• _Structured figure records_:

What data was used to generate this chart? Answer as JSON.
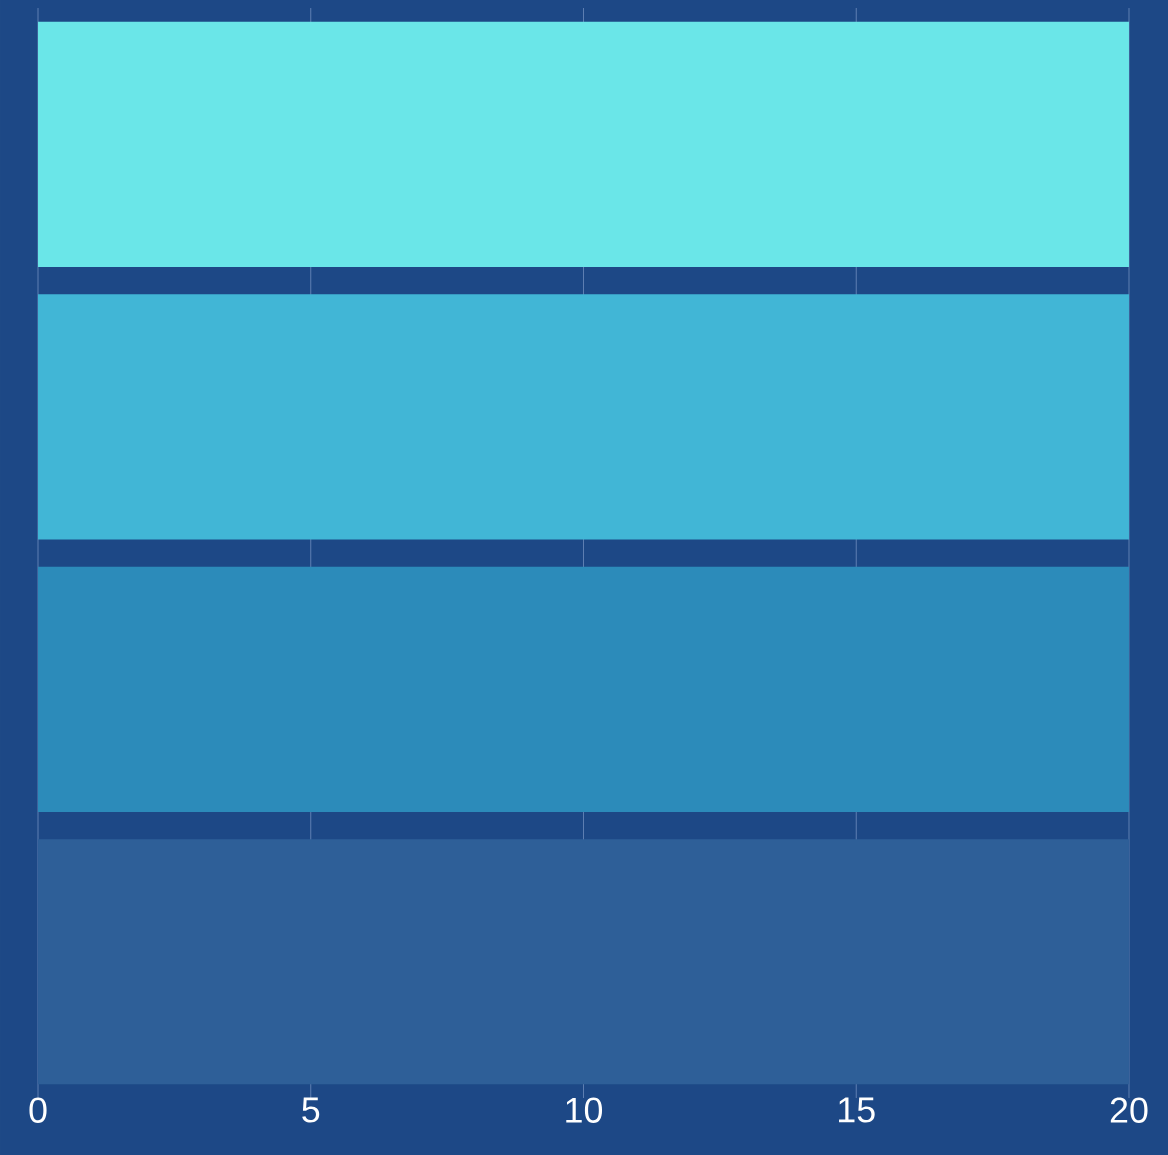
{
  "chart_data": {
    "type": "bar",
    "orientation": "horizontal",
    "categories": [
      null,
      null,
      null,
      null
    ],
    "values": [
      20,
      20,
      20,
      20
    ],
    "colors": [
      "#6ae6e8",
      "#41b6d6",
      "#2c8bba",
      "#2e5f98"
    ],
    "xlim": [
      0,
      20
    ],
    "xticks": [
      0,
      5,
      10,
      15,
      20
    ],
    "grid": "x"
  }
}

• _What you are asked to do_: All of the entries above should be copied exactly, except for the pictures.

• _Complete response_:
What data was used to generate this chart? Answer as JSON.
{
  "chart_data": {
    "type": "bar",
    "orientation": "horizontal",
    "categories": [
      null,
      null,
      null,
      null
    ],
    "values": [
      20,
      20,
      20,
      20
    ],
    "colors": [
      "#6ae6e8",
      "#41b6d6",
      "#2c8bba",
      "#2e5f98"
    ],
    "xlim": [
      0,
      20
    ],
    "xticks": [
      0,
      5,
      10,
      15,
      20
    ],
    "grid": "x"
  }
}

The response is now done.